**ITEMS:**
══════════════════════════════
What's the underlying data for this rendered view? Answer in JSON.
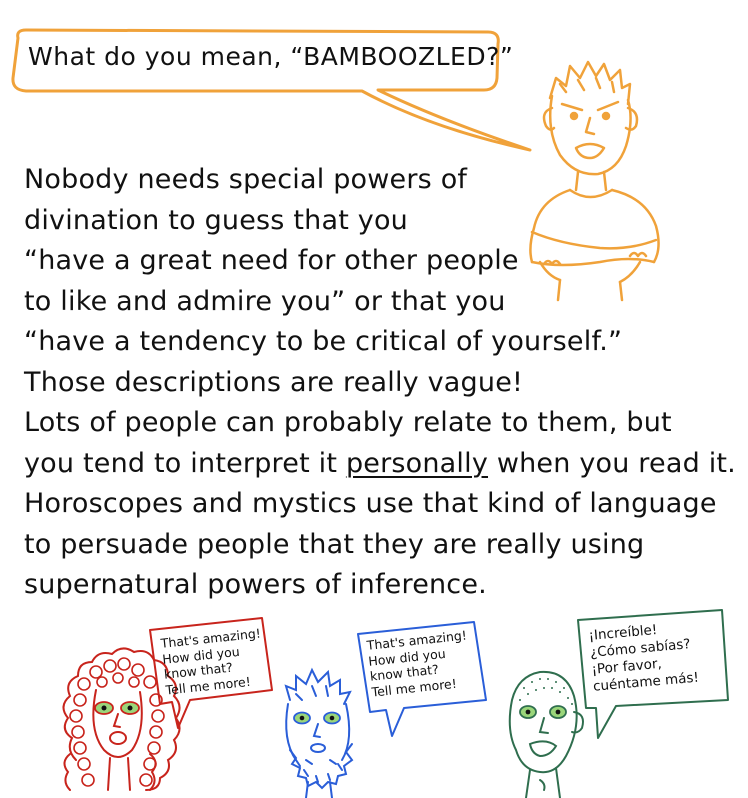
{
  "top_speech": "What do you mean, “BAMBOOZLED?”",
  "narration_lines": [
    "Nobody needs special powers of",
    "divination to guess that you",
    "“have a great need for other people",
    "to like and admire you” or that you",
    "“have a tendency to be critical of yourself.”",
    "Those descriptions are really vague!",
    "Lots of people can probably relate to them, but",
    "you tend to interpret it",
    "personally",
    "when you read it.",
    "Horoscopes and mystics use that kind of language",
    "to persuade people that they are really using",
    "supernatural powers of inference."
  ],
  "bubble_red": [
    "That's amazing!",
    "How did you",
    "know that?",
    "Tell me more!"
  ],
  "bubble_blue": [
    "That's amazing!",
    "How did you",
    "know that?",
    "Tell me more!"
  ],
  "bubble_green": [
    "¡Increíble!",
    "¿Cómo sabías?",
    "¡Por favor,",
    "cuéntame más!"
  ],
  "colors": {
    "orange": "#f0a23a",
    "red": "#c8241c",
    "blue": "#2a5ed8",
    "green": "#2f6e4e",
    "eye_green": "#9ad67a",
    "ink": "#111111"
  }
}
══════════════════════════════
**DIRECTIVE:** Copy out the entries verbatim and leave the images out.

**RESULT:**
What's the underlying data for this rendered view? Answer in JSON.
{
  "top_speech": "What do you mean, “BAMBOOZLED?”",
  "narration_lines": [
    "Nobody needs special powers of",
    "divination to guess that you",
    "“have a great need for other people",
    "to like and admire you” or that you",
    "“have a tendency to be critical of yourself.”",
    "Those descriptions are really vague!",
    "Lots of people can probably relate to them, but",
    "you tend to interpret it",
    "personally",
    "when you read it.",
    "Horoscopes and mystics use that kind of language",
    "to persuade people that they are really using",
    "supernatural powers of inference."
  ],
  "bubble_red": [
    "That's amazing!",
    "How did you",
    "know that?",
    "Tell me more!"
  ],
  "bubble_blue": [
    "That's amazing!",
    "How did you",
    "know that?",
    "Tell me more!"
  ],
  "bubble_green": [
    "¡Increíble!",
    "¿Cómo sabías?",
    "¡Por favor,",
    "cuéntame más!"
  ],
  "colors": {
    "orange": "#f0a23a",
    "red": "#c8241c",
    "blue": "#2a5ed8",
    "green": "#2f6e4e",
    "eye_green": "#9ad67a",
    "ink": "#111111"
  }
}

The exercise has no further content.